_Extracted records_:
---+---

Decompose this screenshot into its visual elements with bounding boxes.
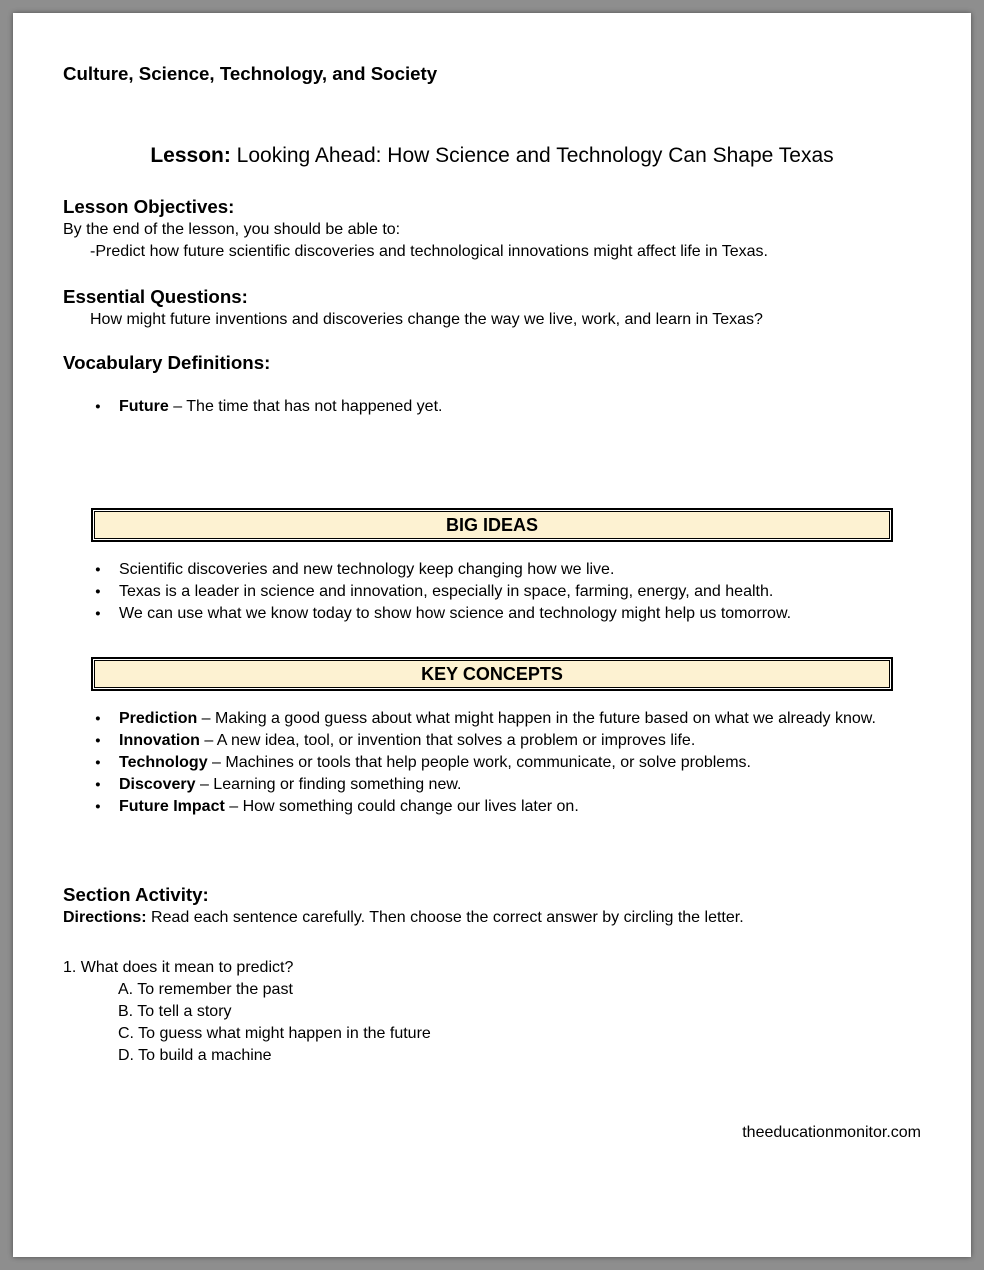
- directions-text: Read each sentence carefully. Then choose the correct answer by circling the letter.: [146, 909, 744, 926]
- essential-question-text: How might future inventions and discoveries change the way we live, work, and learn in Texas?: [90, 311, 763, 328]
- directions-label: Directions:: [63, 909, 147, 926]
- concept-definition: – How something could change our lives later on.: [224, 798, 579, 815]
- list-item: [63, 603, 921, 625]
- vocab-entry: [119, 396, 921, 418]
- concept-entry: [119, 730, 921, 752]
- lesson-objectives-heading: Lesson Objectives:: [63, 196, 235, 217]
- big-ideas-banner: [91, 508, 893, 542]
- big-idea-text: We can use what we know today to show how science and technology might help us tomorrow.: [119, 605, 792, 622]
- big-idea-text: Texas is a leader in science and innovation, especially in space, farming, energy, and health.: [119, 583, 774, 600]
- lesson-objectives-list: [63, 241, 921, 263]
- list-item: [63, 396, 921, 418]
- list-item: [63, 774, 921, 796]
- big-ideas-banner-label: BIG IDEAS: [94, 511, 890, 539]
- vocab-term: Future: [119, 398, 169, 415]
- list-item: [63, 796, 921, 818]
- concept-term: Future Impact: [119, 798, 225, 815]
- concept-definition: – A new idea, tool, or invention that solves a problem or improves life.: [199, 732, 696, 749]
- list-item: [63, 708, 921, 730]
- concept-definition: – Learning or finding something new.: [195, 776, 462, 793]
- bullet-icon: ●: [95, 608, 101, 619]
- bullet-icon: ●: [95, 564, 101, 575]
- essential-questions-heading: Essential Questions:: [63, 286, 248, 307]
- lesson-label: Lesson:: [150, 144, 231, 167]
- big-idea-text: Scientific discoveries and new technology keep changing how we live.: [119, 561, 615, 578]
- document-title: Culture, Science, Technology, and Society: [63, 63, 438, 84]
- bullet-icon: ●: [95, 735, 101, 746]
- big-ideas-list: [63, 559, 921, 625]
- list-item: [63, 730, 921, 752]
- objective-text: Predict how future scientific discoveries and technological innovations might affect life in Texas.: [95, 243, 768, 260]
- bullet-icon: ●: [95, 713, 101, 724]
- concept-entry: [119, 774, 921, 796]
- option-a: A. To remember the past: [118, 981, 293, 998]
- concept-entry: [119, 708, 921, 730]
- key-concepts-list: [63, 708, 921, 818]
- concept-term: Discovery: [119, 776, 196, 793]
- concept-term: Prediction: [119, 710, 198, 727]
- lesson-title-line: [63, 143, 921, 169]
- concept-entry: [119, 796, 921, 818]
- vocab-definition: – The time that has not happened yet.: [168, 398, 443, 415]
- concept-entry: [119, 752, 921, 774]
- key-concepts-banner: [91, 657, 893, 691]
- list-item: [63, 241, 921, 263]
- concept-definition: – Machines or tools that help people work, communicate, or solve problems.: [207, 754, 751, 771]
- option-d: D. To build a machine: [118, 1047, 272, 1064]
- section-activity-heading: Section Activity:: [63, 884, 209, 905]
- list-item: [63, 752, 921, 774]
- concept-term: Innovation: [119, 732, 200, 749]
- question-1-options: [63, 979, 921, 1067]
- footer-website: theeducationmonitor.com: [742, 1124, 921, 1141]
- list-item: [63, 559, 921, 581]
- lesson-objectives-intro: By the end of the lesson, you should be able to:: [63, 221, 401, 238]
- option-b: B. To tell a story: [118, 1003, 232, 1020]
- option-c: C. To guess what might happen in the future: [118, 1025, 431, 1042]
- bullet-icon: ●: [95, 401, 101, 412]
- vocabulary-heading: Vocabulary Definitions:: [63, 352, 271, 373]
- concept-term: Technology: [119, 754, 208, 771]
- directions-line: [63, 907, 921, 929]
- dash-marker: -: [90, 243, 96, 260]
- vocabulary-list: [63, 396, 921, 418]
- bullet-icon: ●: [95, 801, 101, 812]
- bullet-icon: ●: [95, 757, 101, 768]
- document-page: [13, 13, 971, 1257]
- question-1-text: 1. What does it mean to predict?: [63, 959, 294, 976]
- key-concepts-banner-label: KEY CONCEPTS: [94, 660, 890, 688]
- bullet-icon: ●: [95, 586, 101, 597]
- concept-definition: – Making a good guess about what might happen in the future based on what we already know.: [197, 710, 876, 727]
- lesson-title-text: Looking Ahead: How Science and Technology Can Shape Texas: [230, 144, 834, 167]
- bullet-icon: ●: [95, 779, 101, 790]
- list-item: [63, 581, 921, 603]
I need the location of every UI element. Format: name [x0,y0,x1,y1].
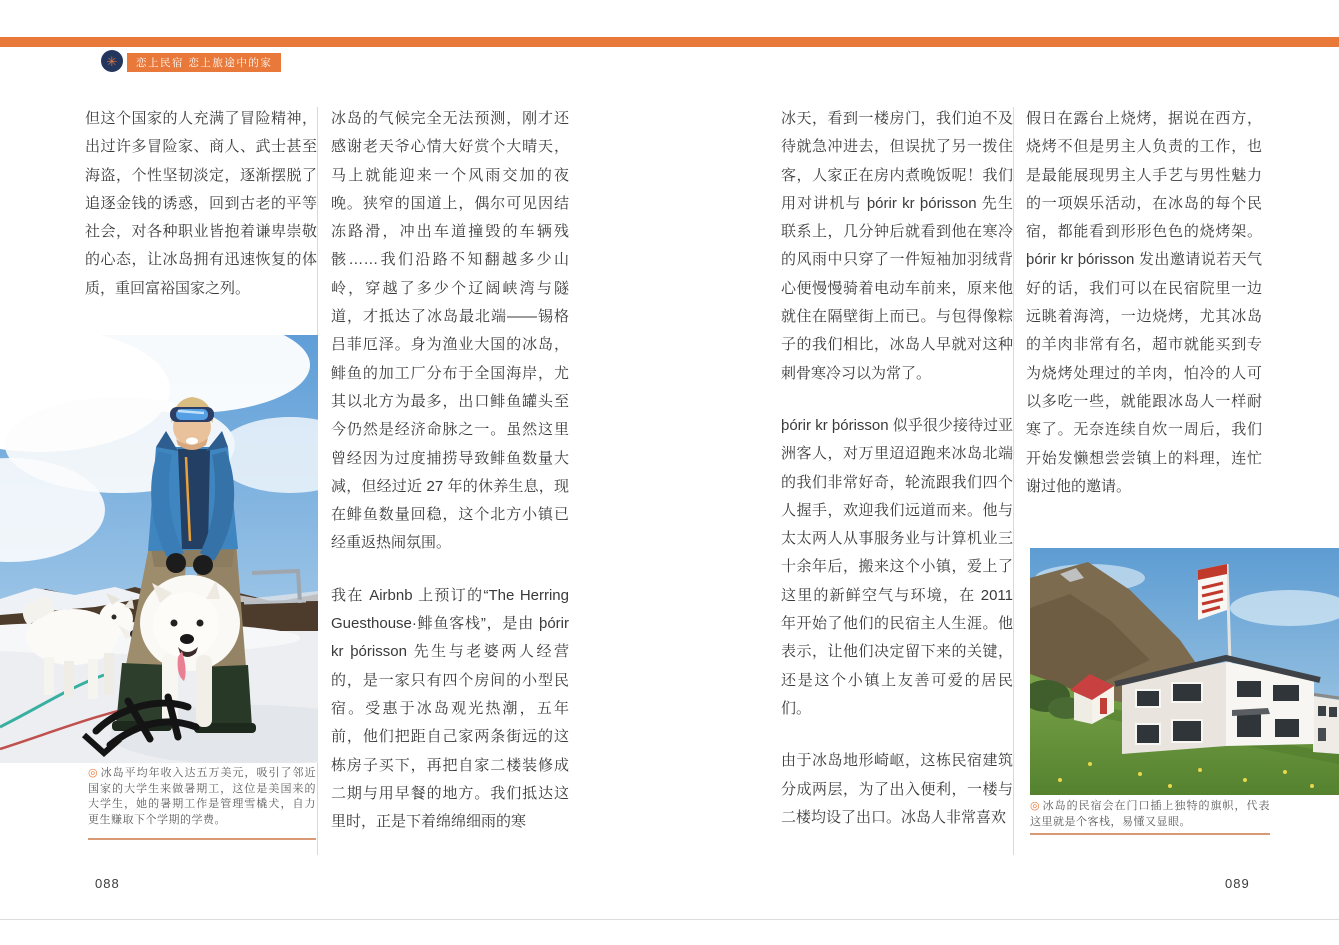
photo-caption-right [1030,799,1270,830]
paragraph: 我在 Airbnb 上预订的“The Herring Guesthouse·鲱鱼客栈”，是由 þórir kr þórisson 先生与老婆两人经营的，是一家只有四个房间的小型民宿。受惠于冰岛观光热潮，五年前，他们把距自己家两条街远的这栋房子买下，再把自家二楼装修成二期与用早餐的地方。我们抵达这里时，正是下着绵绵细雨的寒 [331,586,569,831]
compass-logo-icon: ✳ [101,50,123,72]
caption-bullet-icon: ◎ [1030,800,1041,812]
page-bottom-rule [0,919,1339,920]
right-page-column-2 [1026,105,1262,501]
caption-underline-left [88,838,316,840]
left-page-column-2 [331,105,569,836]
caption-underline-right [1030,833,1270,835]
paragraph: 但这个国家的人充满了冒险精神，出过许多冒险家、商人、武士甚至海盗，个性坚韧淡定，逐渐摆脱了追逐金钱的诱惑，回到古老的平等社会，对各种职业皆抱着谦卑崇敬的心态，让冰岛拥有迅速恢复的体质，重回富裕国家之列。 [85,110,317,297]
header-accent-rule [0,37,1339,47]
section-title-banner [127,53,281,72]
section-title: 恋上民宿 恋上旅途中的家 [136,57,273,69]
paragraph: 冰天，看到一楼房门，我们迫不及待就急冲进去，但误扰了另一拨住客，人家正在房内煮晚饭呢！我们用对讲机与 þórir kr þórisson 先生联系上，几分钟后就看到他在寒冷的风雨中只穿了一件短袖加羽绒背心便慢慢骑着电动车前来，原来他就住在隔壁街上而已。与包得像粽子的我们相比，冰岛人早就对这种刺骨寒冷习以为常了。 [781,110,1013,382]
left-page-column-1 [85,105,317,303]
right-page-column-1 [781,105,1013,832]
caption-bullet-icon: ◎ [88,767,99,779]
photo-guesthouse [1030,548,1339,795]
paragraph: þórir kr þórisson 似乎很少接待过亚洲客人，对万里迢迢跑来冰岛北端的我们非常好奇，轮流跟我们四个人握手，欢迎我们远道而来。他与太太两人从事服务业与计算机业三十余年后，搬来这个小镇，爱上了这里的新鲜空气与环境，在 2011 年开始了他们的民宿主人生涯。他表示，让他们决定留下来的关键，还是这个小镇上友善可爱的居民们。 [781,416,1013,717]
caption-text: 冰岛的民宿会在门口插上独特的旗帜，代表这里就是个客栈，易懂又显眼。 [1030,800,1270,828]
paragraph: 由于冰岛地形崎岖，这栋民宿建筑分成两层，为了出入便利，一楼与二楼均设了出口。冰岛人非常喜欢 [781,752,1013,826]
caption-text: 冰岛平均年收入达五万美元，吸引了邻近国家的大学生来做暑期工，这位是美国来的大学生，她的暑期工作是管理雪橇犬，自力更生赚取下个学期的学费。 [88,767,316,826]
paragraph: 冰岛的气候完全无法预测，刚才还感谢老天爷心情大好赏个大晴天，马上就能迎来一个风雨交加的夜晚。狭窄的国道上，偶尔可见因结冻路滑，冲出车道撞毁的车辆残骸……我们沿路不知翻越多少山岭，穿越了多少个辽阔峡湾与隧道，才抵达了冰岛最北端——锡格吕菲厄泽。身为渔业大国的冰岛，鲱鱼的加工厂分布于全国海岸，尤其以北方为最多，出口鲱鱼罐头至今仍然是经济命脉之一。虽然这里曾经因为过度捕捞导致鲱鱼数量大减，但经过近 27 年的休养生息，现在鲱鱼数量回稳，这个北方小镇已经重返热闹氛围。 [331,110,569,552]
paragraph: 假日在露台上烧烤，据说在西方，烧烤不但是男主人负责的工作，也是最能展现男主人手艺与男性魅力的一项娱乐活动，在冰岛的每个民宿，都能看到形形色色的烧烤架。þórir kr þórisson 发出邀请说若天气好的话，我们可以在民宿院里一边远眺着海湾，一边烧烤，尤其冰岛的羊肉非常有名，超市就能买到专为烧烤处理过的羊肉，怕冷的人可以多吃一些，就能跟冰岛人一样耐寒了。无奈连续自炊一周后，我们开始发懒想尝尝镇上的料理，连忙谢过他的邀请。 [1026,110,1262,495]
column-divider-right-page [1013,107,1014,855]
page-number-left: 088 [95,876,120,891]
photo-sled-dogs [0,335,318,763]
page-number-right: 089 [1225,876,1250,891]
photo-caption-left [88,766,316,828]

---+---

_Written problem_:
Return everything from the line containing "- directions-text: Read" down to the line containing "- big-idea-text: We", both lines included, copied character for character.

_The result_:
- directions-text: Read each sentence carefully. Then choose the correct answer by circling the letter.: [146, 909, 744, 926]
- essential-question-text: How might future inventions and discoveries change the way we live, work, and learn in Texas?: [90, 311, 763, 328]
- directions-label: Directions:: [63, 909, 147, 926]
- concept-definition: – How something could change our lives later on.: [224, 798, 579, 815]
- list-item: [63, 603, 921, 625]
- vocab-entry: [119, 396, 921, 418]
- concept-entry: [119, 730, 921, 752]
- lesson-objectives-heading: Lesson Objectives:: [63, 196, 235, 217]
- big-ideas-banner: [91, 508, 893, 542]
- big-idea-text: We can use what we know today to show how science and technology might help us tomorrow.: [119, 605, 792, 622]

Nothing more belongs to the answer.